TASK TO CARRY OUT:
Select the lines that contain "name" and copy each of them.

SUPPLIED RECORDS:
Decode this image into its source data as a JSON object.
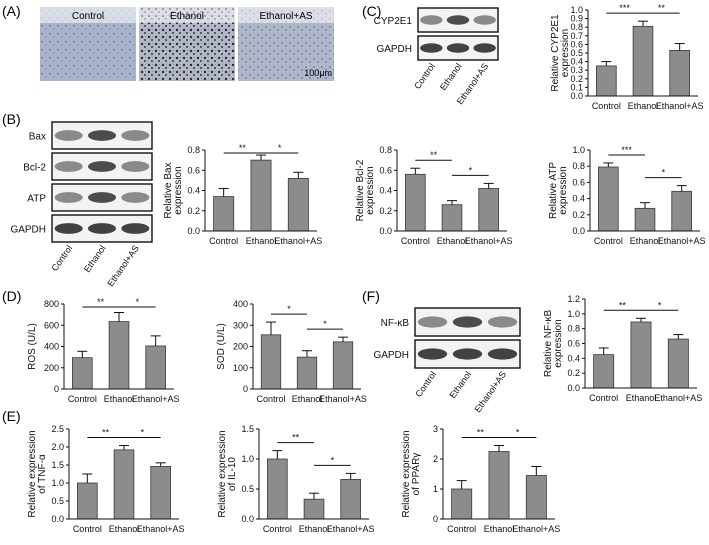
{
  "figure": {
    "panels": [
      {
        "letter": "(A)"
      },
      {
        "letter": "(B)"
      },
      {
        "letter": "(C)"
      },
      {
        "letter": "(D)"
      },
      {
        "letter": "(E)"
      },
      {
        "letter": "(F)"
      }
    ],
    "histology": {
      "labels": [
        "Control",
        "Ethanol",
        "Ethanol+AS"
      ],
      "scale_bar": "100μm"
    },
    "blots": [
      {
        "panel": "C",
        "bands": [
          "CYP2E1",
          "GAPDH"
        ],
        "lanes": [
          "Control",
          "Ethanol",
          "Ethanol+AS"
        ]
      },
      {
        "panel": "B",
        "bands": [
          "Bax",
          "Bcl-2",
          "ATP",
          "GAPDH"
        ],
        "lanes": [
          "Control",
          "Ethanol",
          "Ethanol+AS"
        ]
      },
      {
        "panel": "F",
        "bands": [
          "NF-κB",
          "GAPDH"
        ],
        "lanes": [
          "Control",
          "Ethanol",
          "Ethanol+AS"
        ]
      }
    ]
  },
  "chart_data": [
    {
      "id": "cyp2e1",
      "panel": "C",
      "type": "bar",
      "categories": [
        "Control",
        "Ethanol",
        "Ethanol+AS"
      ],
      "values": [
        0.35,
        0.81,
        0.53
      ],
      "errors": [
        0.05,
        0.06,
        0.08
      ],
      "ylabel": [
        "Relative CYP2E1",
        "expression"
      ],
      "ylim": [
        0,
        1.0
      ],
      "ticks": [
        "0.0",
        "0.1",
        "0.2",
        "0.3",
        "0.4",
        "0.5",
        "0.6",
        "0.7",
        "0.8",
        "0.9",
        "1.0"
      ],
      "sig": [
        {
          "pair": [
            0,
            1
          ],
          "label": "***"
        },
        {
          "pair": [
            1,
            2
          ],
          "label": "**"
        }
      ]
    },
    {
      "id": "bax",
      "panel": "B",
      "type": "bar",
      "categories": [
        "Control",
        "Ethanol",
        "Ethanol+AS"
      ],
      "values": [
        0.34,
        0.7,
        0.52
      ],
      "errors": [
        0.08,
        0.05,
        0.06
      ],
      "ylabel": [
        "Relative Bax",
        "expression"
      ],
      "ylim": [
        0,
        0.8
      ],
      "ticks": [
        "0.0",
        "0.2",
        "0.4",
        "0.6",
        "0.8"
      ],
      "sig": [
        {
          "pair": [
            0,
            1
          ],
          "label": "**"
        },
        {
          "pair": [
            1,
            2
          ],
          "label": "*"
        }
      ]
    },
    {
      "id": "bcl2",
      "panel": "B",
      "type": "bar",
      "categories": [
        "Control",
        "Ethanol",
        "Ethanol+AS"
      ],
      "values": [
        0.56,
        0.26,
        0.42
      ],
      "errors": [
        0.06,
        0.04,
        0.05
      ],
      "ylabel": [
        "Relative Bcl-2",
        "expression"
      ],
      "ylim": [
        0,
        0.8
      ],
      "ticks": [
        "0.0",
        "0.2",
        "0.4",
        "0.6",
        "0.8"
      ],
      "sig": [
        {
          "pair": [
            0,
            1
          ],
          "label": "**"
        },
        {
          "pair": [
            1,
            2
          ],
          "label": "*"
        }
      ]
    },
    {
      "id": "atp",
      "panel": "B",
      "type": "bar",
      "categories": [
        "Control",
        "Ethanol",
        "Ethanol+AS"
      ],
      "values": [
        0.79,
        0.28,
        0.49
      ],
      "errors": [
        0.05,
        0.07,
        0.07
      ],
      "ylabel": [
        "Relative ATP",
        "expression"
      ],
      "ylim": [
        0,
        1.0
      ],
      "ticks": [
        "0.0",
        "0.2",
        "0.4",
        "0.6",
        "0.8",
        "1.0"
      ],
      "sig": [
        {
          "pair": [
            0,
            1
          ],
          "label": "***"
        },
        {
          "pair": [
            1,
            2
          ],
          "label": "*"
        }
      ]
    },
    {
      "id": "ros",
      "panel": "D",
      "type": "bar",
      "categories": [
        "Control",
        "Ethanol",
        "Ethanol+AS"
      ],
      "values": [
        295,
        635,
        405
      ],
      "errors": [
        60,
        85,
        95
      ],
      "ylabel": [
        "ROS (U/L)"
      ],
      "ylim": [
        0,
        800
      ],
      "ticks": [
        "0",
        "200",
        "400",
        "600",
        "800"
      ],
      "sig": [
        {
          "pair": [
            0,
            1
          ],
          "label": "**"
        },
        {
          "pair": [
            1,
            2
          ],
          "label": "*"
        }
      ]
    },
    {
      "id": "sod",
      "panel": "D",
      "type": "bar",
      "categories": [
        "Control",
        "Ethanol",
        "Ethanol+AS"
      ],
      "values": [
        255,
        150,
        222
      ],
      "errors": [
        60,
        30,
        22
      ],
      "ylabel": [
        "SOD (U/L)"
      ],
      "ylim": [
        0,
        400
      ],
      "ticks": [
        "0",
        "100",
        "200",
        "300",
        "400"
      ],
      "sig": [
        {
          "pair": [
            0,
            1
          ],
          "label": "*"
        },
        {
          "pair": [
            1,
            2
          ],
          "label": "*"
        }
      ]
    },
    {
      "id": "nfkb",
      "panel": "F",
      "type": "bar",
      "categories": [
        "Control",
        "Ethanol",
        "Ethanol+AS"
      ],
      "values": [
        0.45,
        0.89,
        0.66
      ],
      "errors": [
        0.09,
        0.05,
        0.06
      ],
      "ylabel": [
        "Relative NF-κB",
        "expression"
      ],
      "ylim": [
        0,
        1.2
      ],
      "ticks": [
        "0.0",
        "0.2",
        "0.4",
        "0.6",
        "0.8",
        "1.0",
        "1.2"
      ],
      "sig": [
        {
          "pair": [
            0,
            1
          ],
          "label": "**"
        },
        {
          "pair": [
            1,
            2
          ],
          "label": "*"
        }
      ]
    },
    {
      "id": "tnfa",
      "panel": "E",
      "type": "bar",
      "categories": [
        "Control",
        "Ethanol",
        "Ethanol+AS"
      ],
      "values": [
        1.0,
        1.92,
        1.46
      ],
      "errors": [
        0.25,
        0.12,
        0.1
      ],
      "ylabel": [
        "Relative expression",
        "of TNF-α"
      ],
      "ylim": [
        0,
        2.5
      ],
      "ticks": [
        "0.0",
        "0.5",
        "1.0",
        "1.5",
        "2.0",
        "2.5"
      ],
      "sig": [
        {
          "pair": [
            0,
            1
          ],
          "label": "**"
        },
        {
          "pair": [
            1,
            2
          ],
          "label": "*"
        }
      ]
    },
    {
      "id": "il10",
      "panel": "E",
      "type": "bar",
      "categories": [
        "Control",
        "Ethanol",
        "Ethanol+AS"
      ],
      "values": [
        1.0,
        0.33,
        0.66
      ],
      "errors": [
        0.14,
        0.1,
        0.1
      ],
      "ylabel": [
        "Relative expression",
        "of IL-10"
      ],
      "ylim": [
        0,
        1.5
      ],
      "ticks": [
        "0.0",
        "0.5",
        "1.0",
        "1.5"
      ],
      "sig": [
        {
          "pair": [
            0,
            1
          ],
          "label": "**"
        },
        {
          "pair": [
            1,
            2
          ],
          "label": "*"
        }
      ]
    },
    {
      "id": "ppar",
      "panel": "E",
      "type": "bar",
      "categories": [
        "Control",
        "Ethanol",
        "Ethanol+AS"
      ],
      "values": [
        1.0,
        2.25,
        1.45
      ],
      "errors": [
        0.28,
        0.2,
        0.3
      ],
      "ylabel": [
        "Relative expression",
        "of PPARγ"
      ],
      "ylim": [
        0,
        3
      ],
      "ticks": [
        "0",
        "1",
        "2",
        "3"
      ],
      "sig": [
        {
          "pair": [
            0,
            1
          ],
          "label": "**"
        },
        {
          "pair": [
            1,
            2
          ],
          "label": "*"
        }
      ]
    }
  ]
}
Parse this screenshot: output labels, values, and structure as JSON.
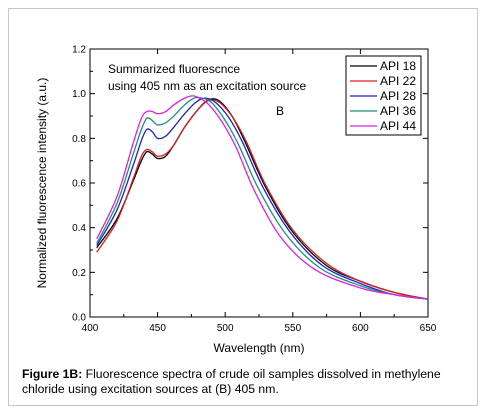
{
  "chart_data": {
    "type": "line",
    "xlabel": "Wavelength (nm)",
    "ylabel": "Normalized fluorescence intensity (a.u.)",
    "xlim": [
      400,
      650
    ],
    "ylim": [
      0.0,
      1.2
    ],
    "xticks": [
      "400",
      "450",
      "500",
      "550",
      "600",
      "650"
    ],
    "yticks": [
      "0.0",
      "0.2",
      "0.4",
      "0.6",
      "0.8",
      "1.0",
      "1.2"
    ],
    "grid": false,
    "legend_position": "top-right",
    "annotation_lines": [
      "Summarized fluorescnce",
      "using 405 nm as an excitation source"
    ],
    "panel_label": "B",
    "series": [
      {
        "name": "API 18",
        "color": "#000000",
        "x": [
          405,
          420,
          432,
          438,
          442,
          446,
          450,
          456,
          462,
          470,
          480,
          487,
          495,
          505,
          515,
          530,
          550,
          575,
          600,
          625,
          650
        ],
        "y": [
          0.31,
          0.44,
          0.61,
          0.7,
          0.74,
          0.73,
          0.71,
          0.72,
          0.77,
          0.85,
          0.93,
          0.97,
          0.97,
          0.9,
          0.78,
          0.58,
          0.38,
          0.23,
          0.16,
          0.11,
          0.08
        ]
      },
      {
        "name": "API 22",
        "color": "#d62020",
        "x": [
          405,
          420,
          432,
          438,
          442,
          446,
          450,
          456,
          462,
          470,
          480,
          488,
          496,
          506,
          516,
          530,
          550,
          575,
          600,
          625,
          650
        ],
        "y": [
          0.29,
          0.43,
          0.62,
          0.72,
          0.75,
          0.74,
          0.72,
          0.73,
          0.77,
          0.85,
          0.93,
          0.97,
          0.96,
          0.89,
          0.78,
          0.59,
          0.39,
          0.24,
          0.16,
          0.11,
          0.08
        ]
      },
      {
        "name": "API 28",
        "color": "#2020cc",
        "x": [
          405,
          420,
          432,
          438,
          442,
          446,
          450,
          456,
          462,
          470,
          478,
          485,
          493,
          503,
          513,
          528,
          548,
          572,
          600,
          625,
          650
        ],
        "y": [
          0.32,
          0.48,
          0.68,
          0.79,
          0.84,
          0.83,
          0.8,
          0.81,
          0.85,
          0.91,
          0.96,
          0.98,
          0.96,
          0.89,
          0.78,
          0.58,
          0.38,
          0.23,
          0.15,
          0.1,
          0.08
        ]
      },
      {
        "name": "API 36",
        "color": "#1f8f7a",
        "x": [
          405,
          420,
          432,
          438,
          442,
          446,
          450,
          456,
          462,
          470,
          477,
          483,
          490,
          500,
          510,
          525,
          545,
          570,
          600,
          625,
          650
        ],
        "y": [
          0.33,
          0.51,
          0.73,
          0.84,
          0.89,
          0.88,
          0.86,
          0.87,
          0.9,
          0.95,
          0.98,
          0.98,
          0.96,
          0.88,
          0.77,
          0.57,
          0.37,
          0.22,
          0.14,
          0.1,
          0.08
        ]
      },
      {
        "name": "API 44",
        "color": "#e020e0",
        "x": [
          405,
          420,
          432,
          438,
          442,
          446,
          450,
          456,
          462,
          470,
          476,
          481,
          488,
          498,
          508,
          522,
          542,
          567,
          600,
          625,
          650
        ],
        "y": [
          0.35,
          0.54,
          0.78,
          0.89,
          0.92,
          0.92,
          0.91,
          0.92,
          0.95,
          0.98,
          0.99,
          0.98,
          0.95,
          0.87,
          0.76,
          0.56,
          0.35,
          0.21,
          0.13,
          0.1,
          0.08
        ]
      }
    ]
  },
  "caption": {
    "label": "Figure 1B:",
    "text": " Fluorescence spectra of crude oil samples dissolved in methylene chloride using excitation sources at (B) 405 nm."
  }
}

FINAL RESULT:
        "name": "API 18",
        "name": "API 22",
        "name": "API 28",
        "name": "API 36",
        "name": "API 44",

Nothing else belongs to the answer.